The exercise: Skip the images. Copy the records exactly as written.

Available data:
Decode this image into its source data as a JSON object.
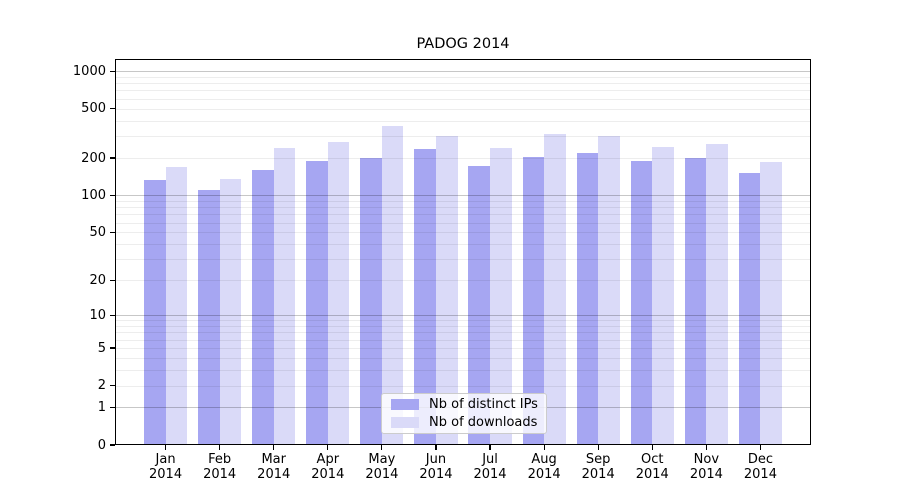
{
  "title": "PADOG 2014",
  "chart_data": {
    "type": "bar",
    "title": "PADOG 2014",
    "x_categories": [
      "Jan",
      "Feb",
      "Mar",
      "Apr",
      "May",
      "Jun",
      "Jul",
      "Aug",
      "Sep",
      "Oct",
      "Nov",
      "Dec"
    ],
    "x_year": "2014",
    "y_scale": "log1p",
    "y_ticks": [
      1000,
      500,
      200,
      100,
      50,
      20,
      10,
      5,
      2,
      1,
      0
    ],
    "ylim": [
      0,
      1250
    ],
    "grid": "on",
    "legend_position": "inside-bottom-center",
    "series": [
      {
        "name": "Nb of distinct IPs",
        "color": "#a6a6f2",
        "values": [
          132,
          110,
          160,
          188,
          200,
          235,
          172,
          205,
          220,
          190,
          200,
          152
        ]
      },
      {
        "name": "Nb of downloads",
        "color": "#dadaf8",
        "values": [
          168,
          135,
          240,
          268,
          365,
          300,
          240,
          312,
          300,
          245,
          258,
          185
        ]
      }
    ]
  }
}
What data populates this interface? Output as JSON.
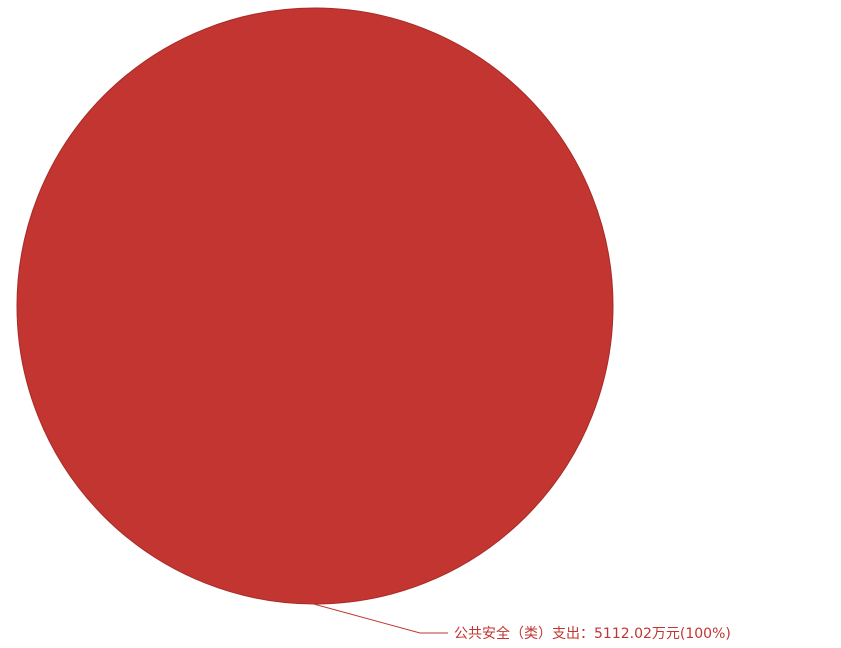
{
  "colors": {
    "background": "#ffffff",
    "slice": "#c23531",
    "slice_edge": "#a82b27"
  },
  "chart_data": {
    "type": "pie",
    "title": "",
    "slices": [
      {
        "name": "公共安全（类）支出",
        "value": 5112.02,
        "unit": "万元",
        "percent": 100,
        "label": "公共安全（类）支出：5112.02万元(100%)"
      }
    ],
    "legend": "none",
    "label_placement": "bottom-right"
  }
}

Reply to the exercise:
Decode this image into its source data as a JSON object.
{
  "title": "PADOG 2014",
  "chart_data": {
    "type": "bar",
    "title": "PADOG 2014",
    "x_categories": [
      "Jan",
      "Feb",
      "Mar",
      "Apr",
      "May",
      "Jun",
      "Jul",
      "Aug",
      "Sep",
      "Oct",
      "Nov",
      "Dec"
    ],
    "x_year": "2014",
    "y_scale": "log1p",
    "y_ticks": [
      1000,
      500,
      200,
      100,
      50,
      20,
      10,
      5,
      2,
      1,
      0
    ],
    "ylim": [
      0,
      1250
    ],
    "grid": "on",
    "legend_position": "inside-bottom-center",
    "series": [
      {
        "name": "Nb of distinct IPs",
        "color": "#a6a6f2",
        "values": [
          132,
          110,
          160,
          188,
          200,
          235,
          172,
          205,
          220,
          190,
          200,
          152
        ]
      },
      {
        "name": "Nb of downloads",
        "color": "#dadaf8",
        "values": [
          168,
          135,
          240,
          268,
          365,
          300,
          240,
          312,
          300,
          245,
          258,
          185
        ]
      }
    ]
  }
}
What data populates this interface? Output as JSON.
{
  "colors": {
    "background": "#ffffff",
    "slice": "#c23531",
    "slice_edge": "#a82b27"
  },
  "chart_data": {
    "type": "pie",
    "title": "",
    "slices": [
      {
        "name": "公共安全（类）支出",
        "value": 5112.02,
        "unit": "万元",
        "percent": 100,
        "label": "公共安全（类）支出：5112.02万元(100%)"
      }
    ],
    "legend": "none",
    "label_placement": "bottom-right"
  }
}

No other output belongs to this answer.